TASK DESCRIPTION =>
Filter this data down to the lines that hold "Iterations", and copy them.

_____

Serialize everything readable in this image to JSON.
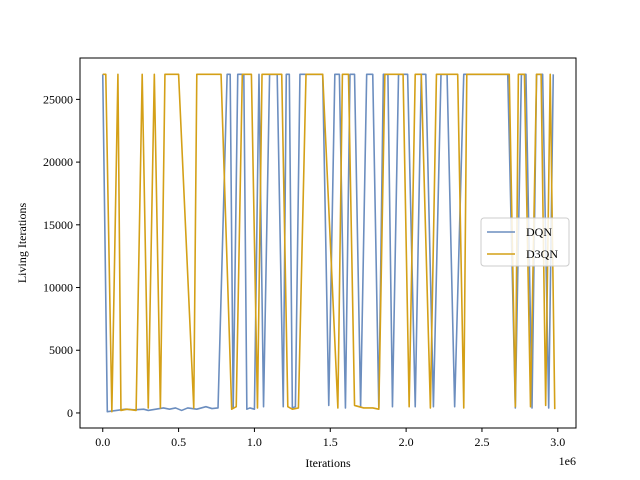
{
  "chart_data": {
    "type": "line",
    "title": "",
    "xlabel": "Iterations",
    "ylabel": "Living Iterations",
    "x_offset_label": "1e6",
    "xlim": [
      -0.15,
      3.12
    ],
    "ylim": [
      -1200,
      28300
    ],
    "x_ticks": [
      0.0,
      0.5,
      1.0,
      1.5,
      2.0,
      2.5,
      3.0
    ],
    "x_tick_labels": [
      "0.0",
      "0.5",
      "1.0",
      "1.5",
      "2.0",
      "2.5",
      "3.0"
    ],
    "y_ticks": [
      0,
      5000,
      10000,
      15000,
      20000,
      25000
    ],
    "y_tick_labels": [
      "0",
      "5000",
      "10000",
      "15000",
      "20000",
      "25000"
    ],
    "grid": false,
    "legend_position": "center-right",
    "series": [
      {
        "name": "DQN",
        "color": "#6c8ebf",
        "x": [
          0.0,
          0.03,
          0.09,
          0.15,
          0.21,
          0.27,
          0.3,
          0.35,
          0.4,
          0.44,
          0.48,
          0.52,
          0.56,
          0.62,
          0.68,
          0.72,
          0.76,
          0.82,
          0.84,
          0.86,
          0.89,
          0.93,
          0.95,
          0.97,
          1.0,
          1.03,
          1.06,
          1.1,
          1.15,
          1.19,
          1.21,
          1.23,
          1.25,
          1.27,
          1.3,
          1.36,
          1.42,
          1.45,
          1.49,
          1.53,
          1.56,
          1.6,
          1.63,
          1.66,
          1.7,
          1.74,
          1.78,
          1.82,
          1.85,
          1.88,
          1.91,
          1.95,
          2.01,
          2.06,
          2.1,
          2.13,
          2.18,
          2.23,
          2.27,
          2.32,
          2.38,
          2.44,
          2.5,
          2.56,
          2.6,
          2.67,
          2.72,
          2.76,
          2.79,
          2.83,
          2.86,
          2.9,
          2.94,
          2.97
        ],
        "y": [
          27000,
          100,
          200,
          300,
          250,
          300,
          200,
          300,
          400,
          300,
          400,
          200,
          400,
          300,
          500,
          350,
          400,
          27000,
          27000,
          400,
          27000,
          27000,
          300,
          400,
          300,
          27000,
          500,
          27000,
          27000,
          500,
          27000,
          27000,
          400,
          500,
          27000,
          27000,
          27000,
          27000,
          600,
          27000,
          27000,
          400,
          27000,
          27000,
          500,
          27000,
          27000,
          400,
          27000,
          27000,
          500,
          27000,
          27000,
          500,
          27000,
          27000,
          500,
          27000,
          27000,
          500,
          27000,
          27000,
          27000,
          27000,
          27000,
          27000,
          400,
          27000,
          27000,
          400,
          27000,
          27000,
          400,
          27000
        ]
      },
      {
        "name": "D3QN",
        "color": "#d4a017",
        "x": [
          0.0,
          0.02,
          0.06,
          0.1,
          0.12,
          0.16,
          0.22,
          0.26,
          0.3,
          0.34,
          0.38,
          0.41,
          0.45,
          0.5,
          0.6,
          0.62,
          0.66,
          0.7,
          0.78,
          0.85,
          0.88,
          0.92,
          0.98,
          1.02,
          1.05,
          1.08,
          1.12,
          1.18,
          1.22,
          1.25,
          1.29,
          1.34,
          1.38,
          1.45,
          1.55,
          1.58,
          1.62,
          1.66,
          1.72,
          1.78,
          1.82,
          1.86,
          1.92,
          1.98,
          2.02,
          2.06,
          2.1,
          2.16,
          2.2,
          2.24,
          2.3,
          2.34,
          2.38,
          2.4,
          2.44,
          2.46,
          2.5,
          2.54,
          2.58,
          2.62,
          2.68,
          2.72,
          2.74,
          2.78,
          2.82,
          2.86,
          2.89,
          2.92,
          2.95,
          2.98
        ],
        "y": [
          27000,
          27000,
          100,
          27000,
          200,
          300,
          200,
          27000,
          400,
          27000,
          400,
          27000,
          27000,
          27000,
          400,
          27000,
          27000,
          27000,
          27000,
          300,
          500,
          27000,
          27000,
          400,
          27000,
          27000,
          27000,
          27000,
          500,
          300,
          400,
          27000,
          27000,
          27000,
          400,
          27000,
          27000,
          600,
          400,
          400,
          300,
          27000,
          27000,
          27000,
          500,
          27000,
          27000,
          400,
          27000,
          27000,
          27000,
          27000,
          400,
          27000,
          27000,
          27000,
          27000,
          27000,
          27000,
          27000,
          27000,
          500,
          27000,
          27000,
          500,
          27000,
          27000,
          600,
          27000,
          300
        ]
      }
    ]
  }
}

_____

ANSWER FOR THE TASK =>
    "xlabel": "Iterations",
    "ylabel": "Living Iterations",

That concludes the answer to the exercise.